CONSIGNE ÉCRITE A >> Dans le texte sur le chat qui parle français, relevez les endroits que la chatte Caramel quitte avant de bondir sur une poitrine.
CONSIGNE ÉCRITE B >> Poursuivez le texte sur le chat qui parle français en reprenant juste après sa dernière phrase.

EN FRANCE, UN CHAT PARLE FRANCAIS
Ce texte est élaboré à partir d’observations. Il ne s’inscrit pas dans un programme de recherches diplômées en sciences naturelles.
L’idée d’initier un chat au langage ne m’est pas venue à l’esprit. Lors d’un séjour dans un village enneigé, sous le toit d’un jeune couple de vétérinaires hébergeant trois vies de chats, je constatai que les petits félins intégraient dans leur champ de volupté les mots des humains et le ressac de leurs phrases poétiques. Un mâle roux avec qui je fis, en présence de mon compagnon, une lecture de Montaigne, ponctuée d’éclats de rire bon enfant, revint, dès cet épisode sonore, se coller systématiquement en boule contre le lit de notre chambre.
Notre chatte Caramel se mit à articuler le français après le départ de son maître. Elle nous avait vus échanger, nous aimer, nous esclaffer de rire en lisant de grands auteurs de littérature, il n’était pas surprenant que le français fût pour elle associé à un liquide amniotique, un théâtre ludique, à des occasions d’affection, et non à un jet de tirades dont elle pouvait rester exclue. Or, son maitre n’étant plus là, le lit conjugal rétréci, elle quitta ses chaises, paniers et tissus d’armoire puis vint bondir sur ma poitrine, y collant son buste plat tel une collerette d’escargot, de sorte que sa tête ronde, aux yeux pleins et naïfs, en vint à surplomber mon visage comme une immense statue de bonze parlant.

DONNÉES EXTRAITES >>
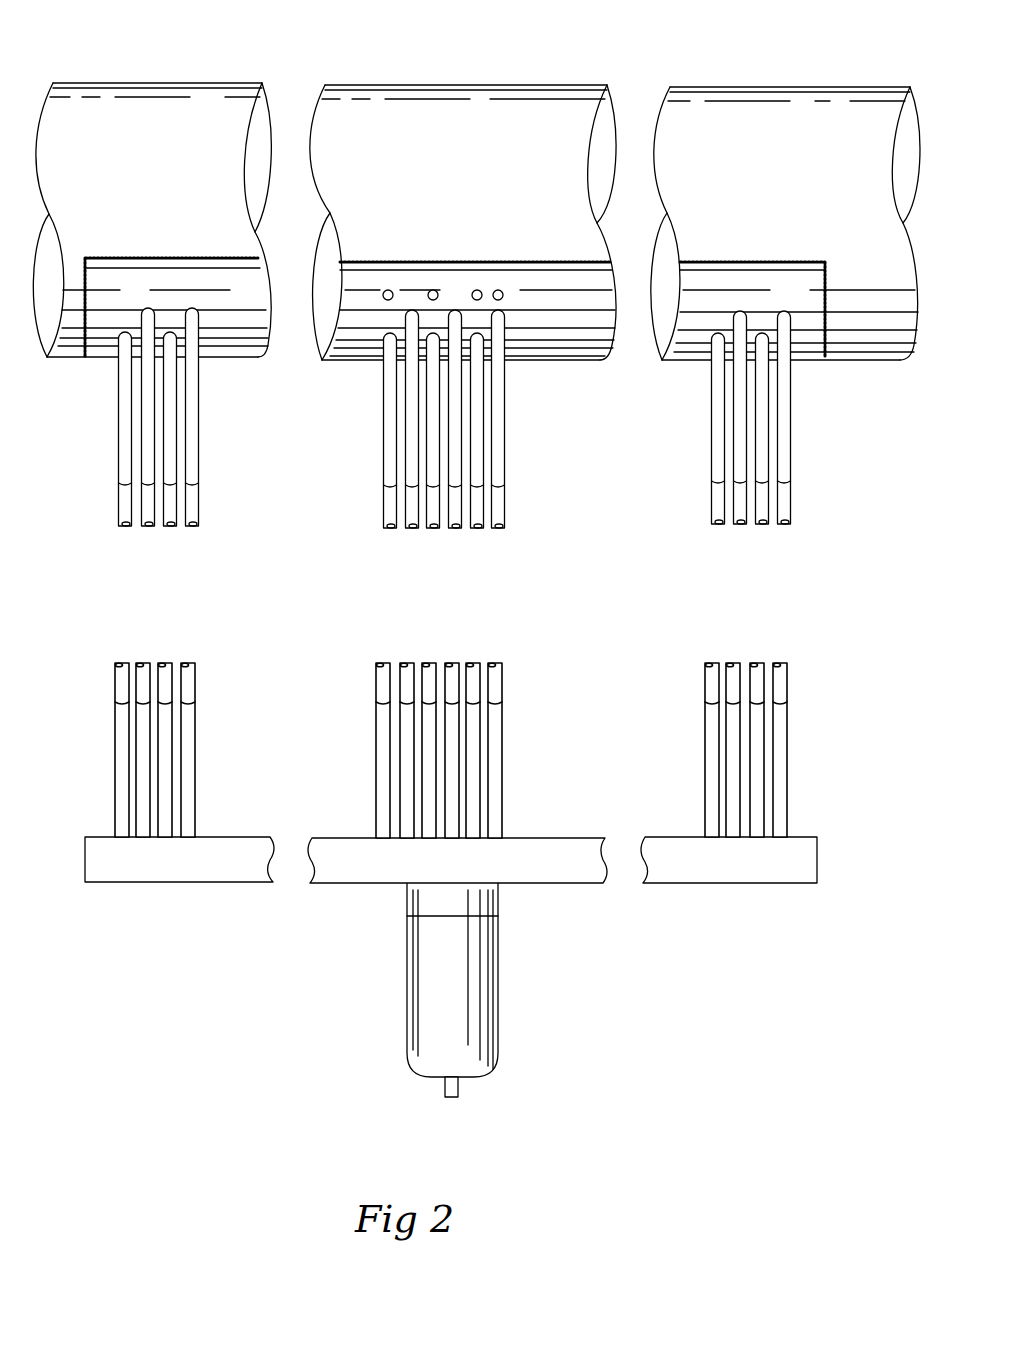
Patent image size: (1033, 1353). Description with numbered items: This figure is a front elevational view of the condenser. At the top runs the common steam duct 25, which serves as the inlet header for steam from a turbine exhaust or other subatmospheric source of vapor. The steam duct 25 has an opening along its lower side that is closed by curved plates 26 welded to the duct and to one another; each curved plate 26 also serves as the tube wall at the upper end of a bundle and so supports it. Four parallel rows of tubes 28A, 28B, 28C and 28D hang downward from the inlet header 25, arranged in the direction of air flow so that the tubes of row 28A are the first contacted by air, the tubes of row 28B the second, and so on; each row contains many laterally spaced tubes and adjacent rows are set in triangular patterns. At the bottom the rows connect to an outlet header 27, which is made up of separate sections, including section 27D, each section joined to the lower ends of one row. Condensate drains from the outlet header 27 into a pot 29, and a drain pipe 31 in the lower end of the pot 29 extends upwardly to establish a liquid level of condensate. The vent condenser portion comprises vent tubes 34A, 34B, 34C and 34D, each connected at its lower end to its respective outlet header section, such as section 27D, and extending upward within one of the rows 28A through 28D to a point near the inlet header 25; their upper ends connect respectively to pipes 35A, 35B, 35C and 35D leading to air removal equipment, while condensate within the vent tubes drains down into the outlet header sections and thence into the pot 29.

The steam duct 25 is at (366, 88).
The curved plates 26 is at (545, 356).
The outlet header 27 is at (84, 870).
The outlet header section 27D is at (357, 867).
The first row of tubes 28A is at (125, 513).
The second row of tubes 28B is at (148, 517).
The third row of tubes 28C is at (125, 410).
The fourth row of tubes 28D is at (148, 437).
The pot 29 is at (498, 980).
The drain pipe 31 is at (458, 1088).
The vent tube 34A is at (432, 457).
The vent tube 34B is at (477, 472).
The vent tube 34C is at (388, 420).
The vent tube 34D is at (498, 438).
The pipe 35A is at (430, 290).
The pipe 35B is at (477, 290).
The pipe 35C is at (387, 290).
The pipe 35D is at (497, 290).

RÉSULTAT DE L'EXERCICE A >>
- ses chaises
- ses paniers
- ses tissus d'armoire

RÉSULTAT DE L'EXERCICE B >>
Et elle se mit, chaque nuit, à tirer la langue sous mes yeux, à produire des tirades vives comme des lapements d’air, et ces mouvements de langue articulèrent des phrases de français.
On sait déjà que plusieurs espèces d’oiseaux, comme les psittacidés et les corvidés, possèdent la faculté de répéter puis d’assimiler notre vocabulaire ; que des syllabes françaises s’intègrent à la bande-son d’un concert de trilles, de piaillements, que l’orgue au fond de la fine trachée des volatiles soit à même de nous répondre, je fus très étonnée de le constater lors de promenades dans un bois de l’Essonne, devenues stage gratuit en éthologie ; mais le plus étonnant n’était pas que des oiseaux puissent ressembler à l’Homme ; je fus bouleversée d’apprendre qu’ils étaient aussi lettrés, aussi nerveux, aussi drôles et aussi moraux que des chats, avec, en plus, un orgueil autoritaire au bout de la syrinx.
Caramel est une femelle tigrée. La lumière de ses yeux verts me captive. Eteinte sur le lit, arrondie comme un nid de moineaux, elle relève la tête et me jette soudain cette phrase narquoise :
« Ah oui, parce que ton i est resplendissant ! »
Un i est un intellect. C’est le signal sonore, impertinent, d’un chat qui désire entendre une nouvelle lecture, ou redresser sa maîtresse, éteinte par une journée de travail, en activité.
Je lui ai choisi la Nouvelle histoire de l’Homme[1], l’ouvrage d’un paléoanthropologue. Je lui lis des chapitres sur l’homme et l’animal, ou comment, en plusieurs siècles de pensée, l’être humain en vint à rejeter l’animalité du côté du Mal. J’observe ses yeux plissés, sous le front tigré qui accueille le petit cristal de la lecture. Une voix d’enfant adoucit l’alarme du propos.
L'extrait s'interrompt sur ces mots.